━━━━━ SUPPLIED RECORDS

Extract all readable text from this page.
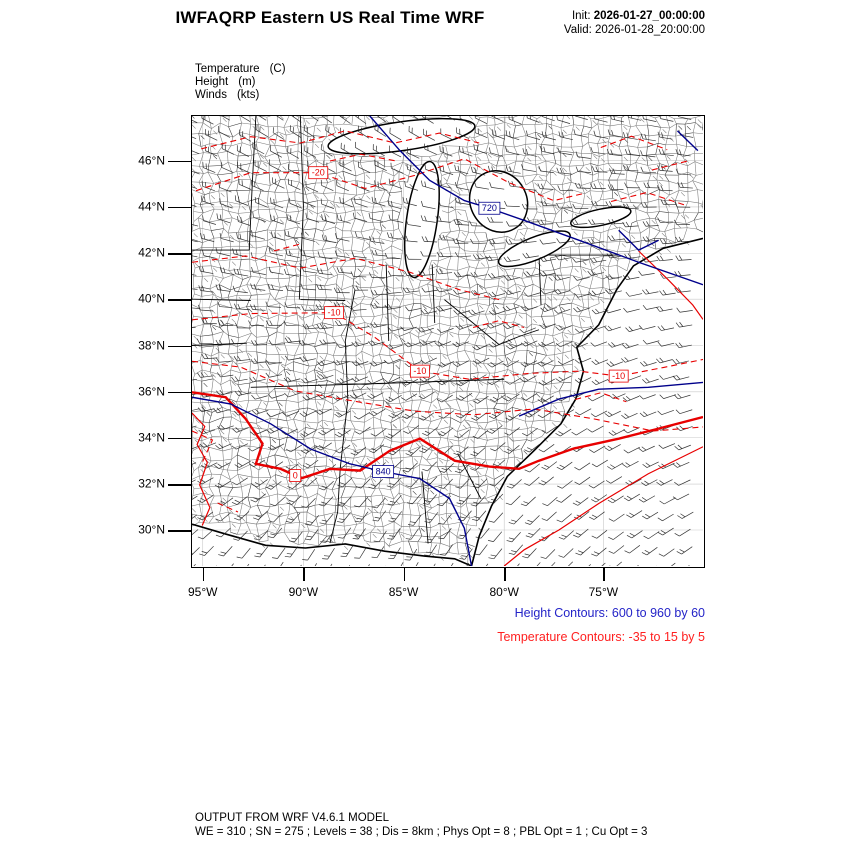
IWFAQRP Eastern US Real Time WRF	Init: 2026-01-27_00:00:00
Valid: 2026-01-28_20:00:00
Temperature (C)
Height (m)
Winds (kts)
46°N
44°N
42°N
40°N
38°N
36°N
34°N
32°N
30°N
95°W	90°W	85°W	80°W	75°W
Height Contours: 600 to 960 by 60
Temperature Contours: -35 to 15 by 5
OUTPUT FROM WRF V4.6.1 MODEL
WE = 310 ; SN = 275 ; Levels = 38 ; Dis = 8km ; Phys Opt = 8 ; PBL Opt = 1 ; Cu Opt = 3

━━━━━━━━━━

EXERCISE BRIEF:
Scan the lines for the string "Contours". Copy out each line that matches.

FINAL ANSWER:
Height Contours: 600 to 960 by 60
Temperature Contours: -35 to 15 by 5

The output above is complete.